··· THE RECORDS ···
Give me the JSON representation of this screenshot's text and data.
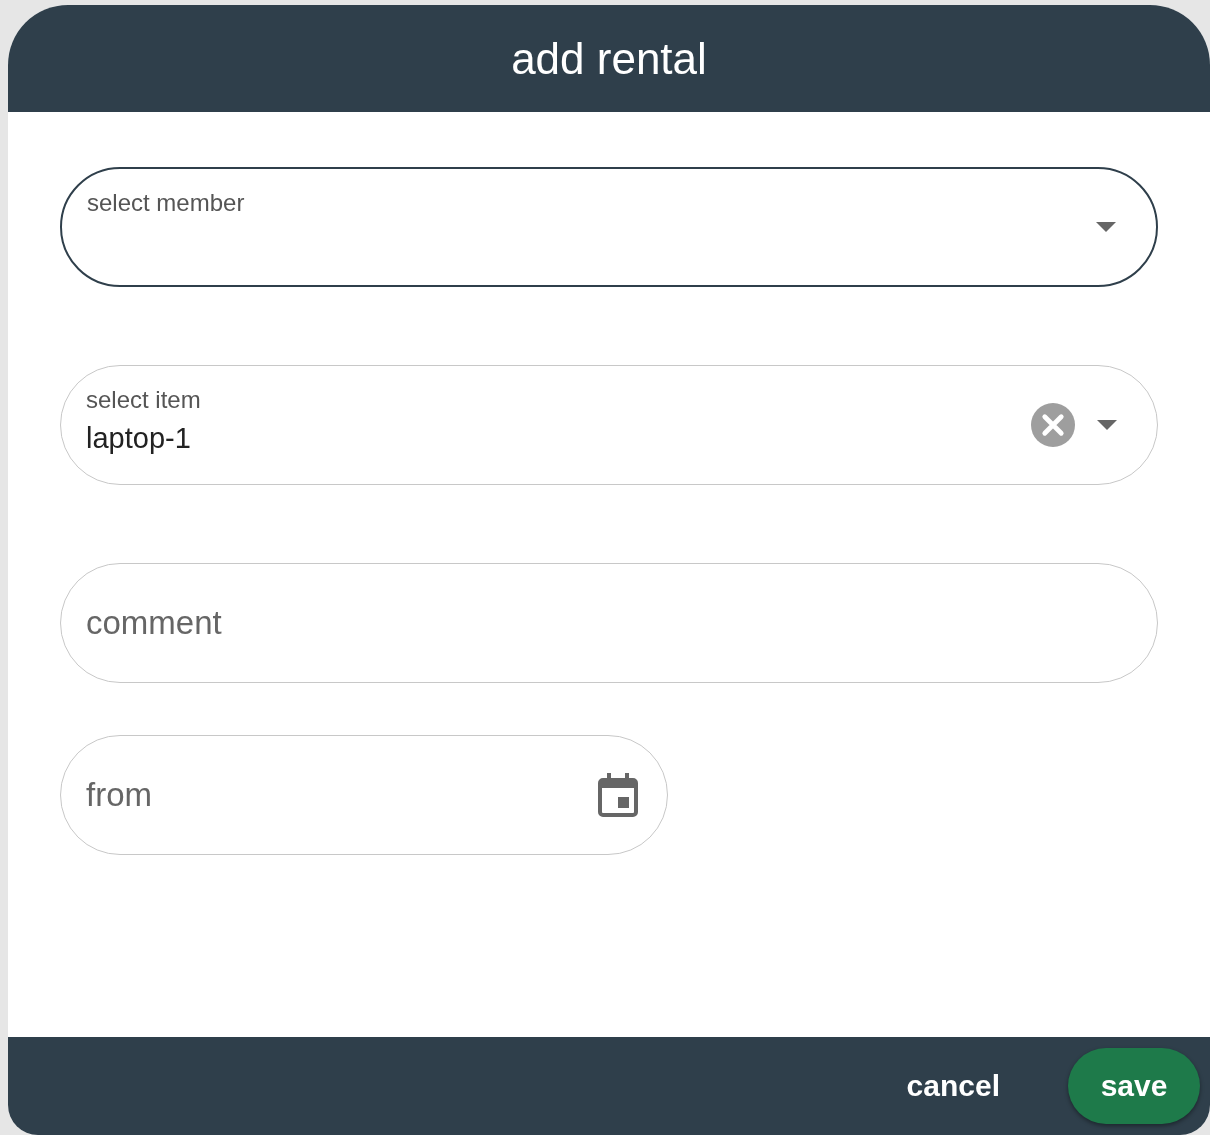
{
  "dialog": {
    "title": "add rental"
  },
  "fields": [
    {
      "kind": "select",
      "label": "select member",
      "focused": true,
      "clearable": false
    },
    {
      "kind": "select",
      "label": "select item",
      "value": "laptop-1",
      "focused": false,
      "clearable": true
    },
    {
      "kind": "text",
      "placeholder": "comment",
      "focused": false
    },
    {
      "kind": "date",
      "placeholder": "from",
      "focused": false
    }
  ],
  "buttons": [
    {
      "label": "cancel",
      "kind": "text"
    },
    {
      "label": "save",
      "kind": "filled"
    }
  ]
}
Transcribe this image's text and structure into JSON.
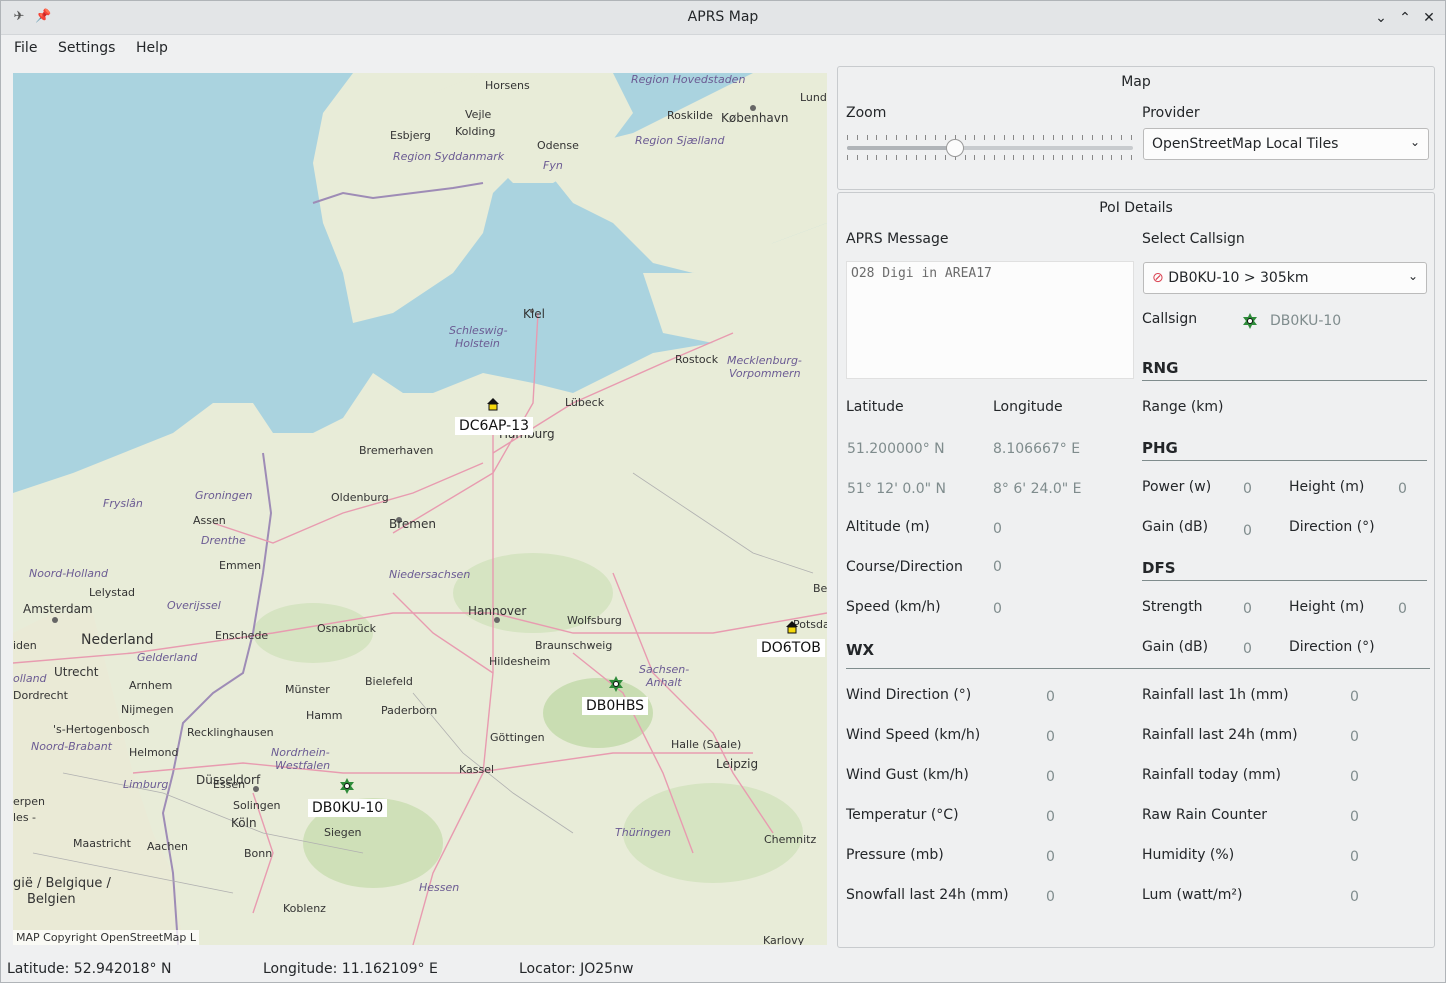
···
Every entry must be transcribed exactly. Pictures do not belong in the copy.

**FINISHED TASK**:
Give me the JSON representation of this screenshot's text and data.
{
  "dialog": {
    "title": "add rental"
  },
  "fields": [
    {
      "kind": "select",
      "label": "select member",
      "focused": true,
      "clearable": false
    },
    {
      "kind": "select",
      "label": "select item",
      "value": "laptop-1",
      "focused": false,
      "clearable": true
    },
    {
      "kind": "text",
      "placeholder": "comment",
      "focused": false
    },
    {
      "kind": "date",
      "placeholder": "from",
      "focused": false
    }
  ],
  "buttons": [
    {
      "label": "cancel",
      "kind": "text"
    },
    {
      "label": "save",
      "kind": "filled"
    }
  ]
}
Transcribe this image's text and structure into JSON.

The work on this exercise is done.